— START OF Records for processing —
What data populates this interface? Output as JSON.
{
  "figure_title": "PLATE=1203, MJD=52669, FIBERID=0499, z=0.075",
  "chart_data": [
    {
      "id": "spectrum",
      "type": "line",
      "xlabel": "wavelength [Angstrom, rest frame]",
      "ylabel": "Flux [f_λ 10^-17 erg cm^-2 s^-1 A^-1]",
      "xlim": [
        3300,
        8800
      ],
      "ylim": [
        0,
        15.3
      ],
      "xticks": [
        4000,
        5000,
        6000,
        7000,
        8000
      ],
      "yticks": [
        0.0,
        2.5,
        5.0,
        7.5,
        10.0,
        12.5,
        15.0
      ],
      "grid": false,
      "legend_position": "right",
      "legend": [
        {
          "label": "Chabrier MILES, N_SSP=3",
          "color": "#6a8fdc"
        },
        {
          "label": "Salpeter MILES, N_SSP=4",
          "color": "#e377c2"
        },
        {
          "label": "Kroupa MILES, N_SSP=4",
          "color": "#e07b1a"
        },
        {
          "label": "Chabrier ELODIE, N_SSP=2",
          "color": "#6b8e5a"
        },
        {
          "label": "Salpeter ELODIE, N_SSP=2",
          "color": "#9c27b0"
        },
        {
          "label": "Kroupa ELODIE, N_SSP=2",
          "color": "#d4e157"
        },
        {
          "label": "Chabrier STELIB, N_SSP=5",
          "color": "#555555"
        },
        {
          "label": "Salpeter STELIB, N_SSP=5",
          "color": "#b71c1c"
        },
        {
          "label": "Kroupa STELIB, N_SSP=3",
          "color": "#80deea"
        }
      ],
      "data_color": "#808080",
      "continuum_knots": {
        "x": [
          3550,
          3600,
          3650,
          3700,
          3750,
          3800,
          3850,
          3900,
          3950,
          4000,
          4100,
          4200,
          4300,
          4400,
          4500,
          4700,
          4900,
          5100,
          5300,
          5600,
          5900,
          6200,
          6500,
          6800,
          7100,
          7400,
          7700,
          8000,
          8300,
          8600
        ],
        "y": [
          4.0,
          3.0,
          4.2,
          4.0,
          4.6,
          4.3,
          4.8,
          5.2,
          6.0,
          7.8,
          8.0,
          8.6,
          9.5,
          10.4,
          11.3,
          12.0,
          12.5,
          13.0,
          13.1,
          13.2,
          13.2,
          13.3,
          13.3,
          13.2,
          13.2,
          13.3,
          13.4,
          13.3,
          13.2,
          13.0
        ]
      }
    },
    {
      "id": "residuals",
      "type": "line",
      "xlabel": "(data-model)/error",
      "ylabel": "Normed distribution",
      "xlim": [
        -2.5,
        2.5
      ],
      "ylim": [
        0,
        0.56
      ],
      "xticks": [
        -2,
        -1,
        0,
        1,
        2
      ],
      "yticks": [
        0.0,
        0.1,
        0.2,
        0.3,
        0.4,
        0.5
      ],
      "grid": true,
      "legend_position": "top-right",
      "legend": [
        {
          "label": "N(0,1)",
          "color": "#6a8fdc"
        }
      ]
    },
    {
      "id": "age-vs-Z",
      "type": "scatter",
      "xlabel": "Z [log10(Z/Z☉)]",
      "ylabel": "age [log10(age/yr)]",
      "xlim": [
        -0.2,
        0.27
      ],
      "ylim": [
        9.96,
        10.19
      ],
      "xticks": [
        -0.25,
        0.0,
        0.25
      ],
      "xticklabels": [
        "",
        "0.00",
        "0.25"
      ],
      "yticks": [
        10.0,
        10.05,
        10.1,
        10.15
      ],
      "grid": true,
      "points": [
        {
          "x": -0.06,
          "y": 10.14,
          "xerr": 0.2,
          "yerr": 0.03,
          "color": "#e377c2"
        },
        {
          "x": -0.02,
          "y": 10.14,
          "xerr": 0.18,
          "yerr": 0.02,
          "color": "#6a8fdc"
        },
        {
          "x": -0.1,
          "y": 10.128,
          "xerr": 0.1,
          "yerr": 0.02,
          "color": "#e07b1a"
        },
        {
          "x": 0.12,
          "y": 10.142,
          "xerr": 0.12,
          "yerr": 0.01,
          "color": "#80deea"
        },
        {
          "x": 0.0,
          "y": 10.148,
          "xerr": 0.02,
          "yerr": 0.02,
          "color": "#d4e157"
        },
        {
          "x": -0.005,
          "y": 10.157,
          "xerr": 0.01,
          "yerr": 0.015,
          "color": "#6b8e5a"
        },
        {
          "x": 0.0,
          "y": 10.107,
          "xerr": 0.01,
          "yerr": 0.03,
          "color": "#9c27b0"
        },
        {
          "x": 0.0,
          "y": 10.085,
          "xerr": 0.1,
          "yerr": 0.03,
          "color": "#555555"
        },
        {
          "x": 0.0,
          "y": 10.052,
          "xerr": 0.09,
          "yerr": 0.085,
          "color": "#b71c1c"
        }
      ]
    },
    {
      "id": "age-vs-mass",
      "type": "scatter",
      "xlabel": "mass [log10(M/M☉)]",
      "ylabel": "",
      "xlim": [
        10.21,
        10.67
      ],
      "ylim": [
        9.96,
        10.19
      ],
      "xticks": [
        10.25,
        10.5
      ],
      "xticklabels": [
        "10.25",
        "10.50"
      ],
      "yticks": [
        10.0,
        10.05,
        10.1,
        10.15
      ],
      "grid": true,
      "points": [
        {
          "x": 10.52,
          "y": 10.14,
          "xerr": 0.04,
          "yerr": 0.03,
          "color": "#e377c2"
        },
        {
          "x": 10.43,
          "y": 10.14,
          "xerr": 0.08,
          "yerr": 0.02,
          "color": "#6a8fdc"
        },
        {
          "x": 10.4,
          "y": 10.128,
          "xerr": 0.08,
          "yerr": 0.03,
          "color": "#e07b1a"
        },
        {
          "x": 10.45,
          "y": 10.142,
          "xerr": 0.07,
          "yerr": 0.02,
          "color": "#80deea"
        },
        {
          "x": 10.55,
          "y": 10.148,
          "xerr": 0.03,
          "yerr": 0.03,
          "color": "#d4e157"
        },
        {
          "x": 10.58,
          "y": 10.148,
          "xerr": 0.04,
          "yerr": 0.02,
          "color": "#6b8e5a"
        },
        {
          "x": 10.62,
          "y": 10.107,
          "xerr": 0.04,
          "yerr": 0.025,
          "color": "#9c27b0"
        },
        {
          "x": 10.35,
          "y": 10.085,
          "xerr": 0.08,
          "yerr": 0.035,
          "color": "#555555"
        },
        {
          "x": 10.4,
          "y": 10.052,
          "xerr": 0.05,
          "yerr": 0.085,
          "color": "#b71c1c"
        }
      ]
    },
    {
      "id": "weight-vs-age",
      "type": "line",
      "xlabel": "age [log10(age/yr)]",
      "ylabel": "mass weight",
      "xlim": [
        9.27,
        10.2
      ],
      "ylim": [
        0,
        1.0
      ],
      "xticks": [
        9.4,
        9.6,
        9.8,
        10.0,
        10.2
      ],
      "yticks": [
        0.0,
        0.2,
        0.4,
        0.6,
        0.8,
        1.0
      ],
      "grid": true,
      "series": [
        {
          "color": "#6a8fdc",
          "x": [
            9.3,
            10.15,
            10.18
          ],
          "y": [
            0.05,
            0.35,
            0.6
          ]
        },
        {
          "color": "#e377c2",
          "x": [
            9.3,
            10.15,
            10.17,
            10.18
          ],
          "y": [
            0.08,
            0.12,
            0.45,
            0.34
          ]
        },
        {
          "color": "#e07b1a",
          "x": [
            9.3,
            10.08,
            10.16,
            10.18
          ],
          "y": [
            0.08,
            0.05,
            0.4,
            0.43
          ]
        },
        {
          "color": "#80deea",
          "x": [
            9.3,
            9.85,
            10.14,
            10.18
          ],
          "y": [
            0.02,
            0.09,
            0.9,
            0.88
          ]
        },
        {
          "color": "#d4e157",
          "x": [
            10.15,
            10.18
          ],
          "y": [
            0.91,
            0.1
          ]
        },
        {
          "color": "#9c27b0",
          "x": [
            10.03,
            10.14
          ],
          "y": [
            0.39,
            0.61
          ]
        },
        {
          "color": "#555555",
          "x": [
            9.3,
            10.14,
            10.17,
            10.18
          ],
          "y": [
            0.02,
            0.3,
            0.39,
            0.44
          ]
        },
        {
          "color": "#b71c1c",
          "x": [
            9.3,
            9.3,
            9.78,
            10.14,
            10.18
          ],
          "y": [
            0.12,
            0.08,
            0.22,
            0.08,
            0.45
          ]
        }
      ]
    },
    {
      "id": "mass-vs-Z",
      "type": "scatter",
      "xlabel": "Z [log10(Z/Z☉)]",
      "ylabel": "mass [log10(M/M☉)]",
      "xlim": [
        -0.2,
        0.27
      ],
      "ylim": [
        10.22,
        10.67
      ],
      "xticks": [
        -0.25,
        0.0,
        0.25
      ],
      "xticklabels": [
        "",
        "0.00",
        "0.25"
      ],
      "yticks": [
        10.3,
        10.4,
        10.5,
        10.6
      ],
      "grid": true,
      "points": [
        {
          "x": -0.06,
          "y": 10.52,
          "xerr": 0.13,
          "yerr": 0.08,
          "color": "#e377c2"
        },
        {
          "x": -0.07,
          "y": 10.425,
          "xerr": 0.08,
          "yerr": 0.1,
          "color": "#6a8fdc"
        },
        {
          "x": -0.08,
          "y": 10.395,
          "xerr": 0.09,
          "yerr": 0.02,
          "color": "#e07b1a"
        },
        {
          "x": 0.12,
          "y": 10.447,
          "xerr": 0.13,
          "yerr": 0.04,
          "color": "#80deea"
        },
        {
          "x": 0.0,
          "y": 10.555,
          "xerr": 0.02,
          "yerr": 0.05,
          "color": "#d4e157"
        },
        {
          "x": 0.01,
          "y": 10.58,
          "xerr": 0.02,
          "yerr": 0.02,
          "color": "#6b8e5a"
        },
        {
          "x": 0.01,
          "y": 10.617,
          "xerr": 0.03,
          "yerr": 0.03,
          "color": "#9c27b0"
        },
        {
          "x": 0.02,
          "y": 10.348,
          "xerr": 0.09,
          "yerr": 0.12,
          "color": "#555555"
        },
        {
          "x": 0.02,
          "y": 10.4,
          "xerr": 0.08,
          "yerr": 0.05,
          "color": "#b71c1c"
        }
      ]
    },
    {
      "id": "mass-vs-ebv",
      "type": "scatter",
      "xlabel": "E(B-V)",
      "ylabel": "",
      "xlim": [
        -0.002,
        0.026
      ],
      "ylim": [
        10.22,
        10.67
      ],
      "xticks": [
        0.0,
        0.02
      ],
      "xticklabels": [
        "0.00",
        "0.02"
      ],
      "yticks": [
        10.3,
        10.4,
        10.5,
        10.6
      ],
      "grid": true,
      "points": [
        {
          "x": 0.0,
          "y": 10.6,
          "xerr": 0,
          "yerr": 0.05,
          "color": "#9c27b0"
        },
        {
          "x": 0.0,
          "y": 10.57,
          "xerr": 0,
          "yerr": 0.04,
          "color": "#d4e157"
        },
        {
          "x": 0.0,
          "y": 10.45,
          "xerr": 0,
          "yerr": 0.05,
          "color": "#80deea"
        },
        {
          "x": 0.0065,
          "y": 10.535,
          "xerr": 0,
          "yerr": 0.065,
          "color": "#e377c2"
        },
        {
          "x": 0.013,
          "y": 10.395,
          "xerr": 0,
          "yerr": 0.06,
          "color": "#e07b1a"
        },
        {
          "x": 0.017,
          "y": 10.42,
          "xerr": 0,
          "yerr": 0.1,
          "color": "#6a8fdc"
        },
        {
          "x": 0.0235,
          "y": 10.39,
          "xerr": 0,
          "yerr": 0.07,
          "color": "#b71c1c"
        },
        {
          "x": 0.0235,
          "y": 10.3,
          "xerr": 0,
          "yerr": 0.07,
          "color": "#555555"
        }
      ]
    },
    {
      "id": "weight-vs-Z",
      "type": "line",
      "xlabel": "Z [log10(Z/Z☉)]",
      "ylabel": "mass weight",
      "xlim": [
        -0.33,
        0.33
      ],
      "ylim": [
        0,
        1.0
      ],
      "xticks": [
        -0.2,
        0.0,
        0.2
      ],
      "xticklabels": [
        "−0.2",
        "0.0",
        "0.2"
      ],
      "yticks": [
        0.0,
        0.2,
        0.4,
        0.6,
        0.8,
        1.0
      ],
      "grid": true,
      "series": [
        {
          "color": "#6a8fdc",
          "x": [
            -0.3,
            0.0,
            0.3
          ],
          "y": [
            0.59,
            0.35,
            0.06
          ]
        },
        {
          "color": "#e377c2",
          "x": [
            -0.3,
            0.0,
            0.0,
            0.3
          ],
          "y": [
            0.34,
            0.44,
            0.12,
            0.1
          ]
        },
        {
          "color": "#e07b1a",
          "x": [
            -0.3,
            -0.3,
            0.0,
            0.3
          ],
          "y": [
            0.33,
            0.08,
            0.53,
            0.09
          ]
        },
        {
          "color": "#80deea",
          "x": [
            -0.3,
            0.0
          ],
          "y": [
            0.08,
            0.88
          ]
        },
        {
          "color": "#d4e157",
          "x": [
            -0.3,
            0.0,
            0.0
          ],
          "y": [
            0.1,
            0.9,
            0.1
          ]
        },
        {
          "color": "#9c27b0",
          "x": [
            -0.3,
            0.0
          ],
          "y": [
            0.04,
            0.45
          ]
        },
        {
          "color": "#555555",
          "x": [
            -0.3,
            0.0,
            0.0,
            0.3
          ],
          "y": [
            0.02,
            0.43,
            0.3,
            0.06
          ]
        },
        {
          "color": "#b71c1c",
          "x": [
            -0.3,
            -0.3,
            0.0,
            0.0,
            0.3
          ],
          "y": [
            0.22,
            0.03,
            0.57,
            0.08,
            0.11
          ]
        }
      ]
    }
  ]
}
— END OF Records for processing —
Task details -> Extract every line above containing the word "MILES".

Answer to this problem ->
          "label": "Chabrier MILES, N_SSP=3",
          "label": "Salpeter MILES, N_SSP=4",
          "label": "Kroupa MILES, N_SSP=4",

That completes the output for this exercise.